**Dataset rows**
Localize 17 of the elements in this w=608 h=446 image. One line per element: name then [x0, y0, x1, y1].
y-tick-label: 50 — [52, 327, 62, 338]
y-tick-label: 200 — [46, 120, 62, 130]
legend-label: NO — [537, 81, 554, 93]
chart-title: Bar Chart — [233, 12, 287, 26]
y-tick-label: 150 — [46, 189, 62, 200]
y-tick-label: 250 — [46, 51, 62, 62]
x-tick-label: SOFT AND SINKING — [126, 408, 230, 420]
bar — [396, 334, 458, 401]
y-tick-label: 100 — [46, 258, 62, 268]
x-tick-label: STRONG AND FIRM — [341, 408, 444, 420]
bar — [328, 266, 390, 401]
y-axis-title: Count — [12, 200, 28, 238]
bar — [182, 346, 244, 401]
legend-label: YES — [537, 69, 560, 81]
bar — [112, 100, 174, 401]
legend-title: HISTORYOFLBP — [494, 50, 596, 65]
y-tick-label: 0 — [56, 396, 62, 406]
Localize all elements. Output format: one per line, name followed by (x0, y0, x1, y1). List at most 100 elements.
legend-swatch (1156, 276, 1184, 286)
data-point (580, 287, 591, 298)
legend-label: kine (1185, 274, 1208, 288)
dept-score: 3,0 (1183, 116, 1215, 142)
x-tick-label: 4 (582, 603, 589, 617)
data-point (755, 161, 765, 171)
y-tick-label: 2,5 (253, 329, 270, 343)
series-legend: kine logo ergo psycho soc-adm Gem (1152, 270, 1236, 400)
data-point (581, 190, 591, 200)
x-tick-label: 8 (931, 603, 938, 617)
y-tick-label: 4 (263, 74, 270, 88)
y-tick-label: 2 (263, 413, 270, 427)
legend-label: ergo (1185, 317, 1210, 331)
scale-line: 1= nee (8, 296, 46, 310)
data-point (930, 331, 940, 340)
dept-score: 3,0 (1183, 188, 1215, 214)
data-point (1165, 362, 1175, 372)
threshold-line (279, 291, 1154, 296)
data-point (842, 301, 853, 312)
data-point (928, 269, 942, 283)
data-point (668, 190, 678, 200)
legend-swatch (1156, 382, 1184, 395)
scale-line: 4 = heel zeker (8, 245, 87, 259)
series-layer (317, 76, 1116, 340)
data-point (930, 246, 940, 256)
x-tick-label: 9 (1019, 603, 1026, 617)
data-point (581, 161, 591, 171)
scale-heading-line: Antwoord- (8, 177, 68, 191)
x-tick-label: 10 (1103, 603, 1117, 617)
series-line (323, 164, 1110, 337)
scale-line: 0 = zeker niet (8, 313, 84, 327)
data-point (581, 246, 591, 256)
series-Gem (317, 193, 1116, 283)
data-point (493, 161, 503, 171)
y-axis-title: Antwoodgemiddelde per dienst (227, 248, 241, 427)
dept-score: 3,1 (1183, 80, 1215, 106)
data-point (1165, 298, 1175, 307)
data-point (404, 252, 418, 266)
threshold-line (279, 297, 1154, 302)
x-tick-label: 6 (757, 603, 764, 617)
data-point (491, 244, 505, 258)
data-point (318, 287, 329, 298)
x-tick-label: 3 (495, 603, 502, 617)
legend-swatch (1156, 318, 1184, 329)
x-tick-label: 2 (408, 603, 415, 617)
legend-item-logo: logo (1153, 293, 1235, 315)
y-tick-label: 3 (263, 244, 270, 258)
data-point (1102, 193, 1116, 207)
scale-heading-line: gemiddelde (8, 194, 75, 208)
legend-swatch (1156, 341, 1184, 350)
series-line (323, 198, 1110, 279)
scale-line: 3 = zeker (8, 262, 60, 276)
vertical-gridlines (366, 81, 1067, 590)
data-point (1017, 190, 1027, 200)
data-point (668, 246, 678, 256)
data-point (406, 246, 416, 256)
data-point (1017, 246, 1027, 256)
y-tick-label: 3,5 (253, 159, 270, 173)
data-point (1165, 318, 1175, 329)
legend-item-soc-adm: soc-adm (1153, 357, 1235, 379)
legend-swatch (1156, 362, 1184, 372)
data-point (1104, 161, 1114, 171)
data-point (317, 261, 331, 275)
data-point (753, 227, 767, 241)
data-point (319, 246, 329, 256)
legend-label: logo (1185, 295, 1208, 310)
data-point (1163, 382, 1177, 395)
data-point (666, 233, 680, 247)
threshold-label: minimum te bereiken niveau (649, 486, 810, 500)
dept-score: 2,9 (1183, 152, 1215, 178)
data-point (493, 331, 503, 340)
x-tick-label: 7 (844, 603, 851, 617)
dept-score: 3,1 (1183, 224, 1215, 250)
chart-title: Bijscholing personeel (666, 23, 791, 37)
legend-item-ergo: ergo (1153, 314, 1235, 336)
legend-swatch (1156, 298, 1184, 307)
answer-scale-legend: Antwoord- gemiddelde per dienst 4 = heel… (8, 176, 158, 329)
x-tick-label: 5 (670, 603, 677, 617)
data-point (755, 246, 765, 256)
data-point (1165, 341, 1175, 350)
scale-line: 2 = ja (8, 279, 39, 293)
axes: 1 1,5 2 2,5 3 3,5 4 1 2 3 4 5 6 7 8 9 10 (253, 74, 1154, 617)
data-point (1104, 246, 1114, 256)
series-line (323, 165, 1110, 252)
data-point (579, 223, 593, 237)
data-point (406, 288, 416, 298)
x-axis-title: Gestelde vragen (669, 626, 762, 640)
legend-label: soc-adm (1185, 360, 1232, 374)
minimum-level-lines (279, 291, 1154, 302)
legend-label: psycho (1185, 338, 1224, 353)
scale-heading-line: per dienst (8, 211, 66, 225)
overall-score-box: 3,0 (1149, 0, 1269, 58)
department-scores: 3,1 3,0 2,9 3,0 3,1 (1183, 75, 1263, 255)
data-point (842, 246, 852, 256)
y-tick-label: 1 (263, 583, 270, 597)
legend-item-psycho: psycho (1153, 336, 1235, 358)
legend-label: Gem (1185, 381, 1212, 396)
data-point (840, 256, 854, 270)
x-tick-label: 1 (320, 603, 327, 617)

**The request**
Please copy every one of the lines above word for word, keeping their order.

**Problem solution**
Localize 17 of the elements in this w=608 h=446 image. One line per element: name then [x0, y0, x1, y1].
y-tick-label: 50 — [52, 327, 62, 338]
y-tick-label: 200 — [46, 120, 62, 130]
legend-label: NO — [537, 81, 554, 93]
chart-title: Bar Chart — [233, 12, 287, 26]
y-tick-label: 150 — [46, 189, 62, 200]
y-tick-label: 250 — [46, 51, 62, 62]
x-tick-label: SOFT AND SINKING — [126, 408, 230, 420]
bar — [396, 334, 458, 401]
y-tick-label: 100 — [46, 258, 62, 268]
x-tick-label: STRONG AND FIRM — [341, 408, 444, 420]
bar — [328, 266, 390, 401]
y-axis-title: Count — [12, 200, 28, 238]
bar — [182, 346, 244, 401]
legend-label: YES — [537, 69, 560, 81]
bar — [112, 100, 174, 401]
legend-title: HISTORYOFLBP — [494, 50, 596, 65]
y-tick-label: 0 — [56, 396, 62, 406]
Localize all elements. Output format: one per line, name followed by (x0, y0, x1, y1). List at most 100 elements.
legend-swatch (1156, 276, 1184, 286)
data-point (580, 287, 591, 298)
legend-label: kine (1185, 274, 1208, 288)
dept-score: 3,0 (1183, 116, 1215, 142)
x-tick-label: 4 (582, 603, 589, 617)
data-point (755, 161, 765, 171)
y-tick-label: 2,5 (253, 329, 270, 343)
series-legend: kine logo ergo psycho soc-adm Gem (1152, 270, 1236, 400)
data-point (581, 190, 591, 200)
x-tick-label: 8 (931, 603, 938, 617)
y-tick-label: 4 (263, 74, 270, 88)
y-tick-label: 2 (263, 413, 270, 427)
legend-label: ergo (1185, 317, 1210, 331)
scale-line: 1= nee (8, 296, 46, 310)
data-point (930, 331, 940, 340)
dept-score: 3,0 (1183, 188, 1215, 214)
data-point (1165, 362, 1175, 372)
threshold-line (279, 291, 1154, 296)
data-point (842, 301, 853, 312)
data-point (928, 269, 942, 283)
data-point (668, 190, 678, 200)
legend-swatch (1156, 382, 1184, 395)
scale-line: 4 = heel zeker (8, 245, 87, 259)
series-layer (317, 76, 1116, 340)
data-point (930, 246, 940, 256)
x-tick-label: 9 (1019, 603, 1026, 617)
data-point (581, 161, 591, 171)
scale-heading-line: Antwoord- (8, 177, 68, 191)
x-tick-label: 10 (1103, 603, 1117, 617)
series-line (323, 164, 1110, 337)
scale-line: 0 = zeker niet (8, 313, 84, 327)
data-point (581, 246, 591, 256)
series-Gem (317, 193, 1116, 283)
data-point (493, 161, 503, 171)
y-axis-title: Antwoodgemiddelde per dienst (227, 248, 241, 427)
dept-score: 3,1 (1183, 80, 1215, 106)
data-point (1165, 298, 1175, 307)
data-point (404, 252, 418, 266)
threshold-line (279, 297, 1154, 302)
x-tick-label: 6 (757, 603, 764, 617)
data-point (491, 244, 505, 258)
data-point (318, 287, 329, 298)
x-tick-label: 3 (495, 603, 502, 617)
legend-swatch (1156, 318, 1184, 329)
x-tick-label: 2 (408, 603, 415, 617)
legend-item-logo: logo (1153, 293, 1235, 315)
y-tick-label: 3 (263, 244, 270, 258)
data-point (1102, 193, 1116, 207)
scale-heading-line: gemiddelde (8, 194, 75, 208)
legend-swatch (1156, 341, 1184, 350)
series-line (323, 198, 1110, 279)
scale-line: 3 = zeker (8, 262, 60, 276)
vertical-gridlines (366, 81, 1067, 590)
data-point (1017, 190, 1027, 200)
data-point (668, 246, 678, 256)
data-point (406, 246, 416, 256)
data-point (1017, 246, 1027, 256)
y-tick-label: 3,5 (253, 159, 270, 173)
data-point (1165, 318, 1175, 329)
legend-item-soc-adm: soc-adm (1153, 357, 1235, 379)
legend-swatch (1156, 362, 1184, 372)
data-point (1104, 161, 1114, 171)
data-point (317, 261, 331, 275)
data-point (753, 227, 767, 241)
data-point (319, 246, 329, 256)
legend-label: logo (1185, 295, 1208, 310)
data-point (1163, 382, 1177, 395)
data-point (666, 233, 680, 247)
threshold-label: minimum te bereiken niveau (649, 486, 810, 500)
dept-score: 2,9 (1183, 152, 1215, 178)
data-point (493, 331, 503, 340)
x-tick-label: 7 (844, 603, 851, 617)
dept-score: 3,1 (1183, 224, 1215, 250)
chart-title: Bijscholing personeel (666, 23, 791, 37)
legend-item-ergo: ergo (1153, 314, 1235, 336)
legend-swatch (1156, 298, 1184, 307)
answer-scale-legend: Antwoord- gemiddelde per dienst 4 = heel… (8, 176, 158, 329)
x-tick-label: 5 (670, 603, 677, 617)
data-point (755, 246, 765, 256)
data-point (1165, 341, 1175, 350)
scale-line: 2 = ja (8, 279, 39, 293)
axes: 1 1,5 2 2,5 3 3,5 4 1 2 3 4 5 6 7 8 9 10 (253, 74, 1154, 617)
data-point (1104, 246, 1114, 256)
series-line (323, 165, 1110, 252)
data-point (579, 223, 593, 237)
data-point (406, 288, 416, 298)
x-axis-title: Gestelde vragen (669, 626, 762, 640)
legend-label: soc-adm (1185, 360, 1232, 374)
minimum-level-lines (279, 291, 1154, 302)
legend-label: psycho (1185, 338, 1224, 353)
scale-heading-line: per dienst (8, 211, 66, 225)
overall-score-box: 3,0 (1149, 0, 1269, 58)
department-scores: 3,1 3,0 2,9 3,0 3,1 (1183, 75, 1263, 255)
data-point (842, 246, 852, 256)
y-tick-label: 1 (263, 583, 270, 597)
legend-item-psycho: psycho (1153, 336, 1235, 358)
legend-label: Gem (1185, 381, 1212, 396)
data-point (840, 256, 854, 270)
x-tick-label: 1 (320, 603, 327, 617)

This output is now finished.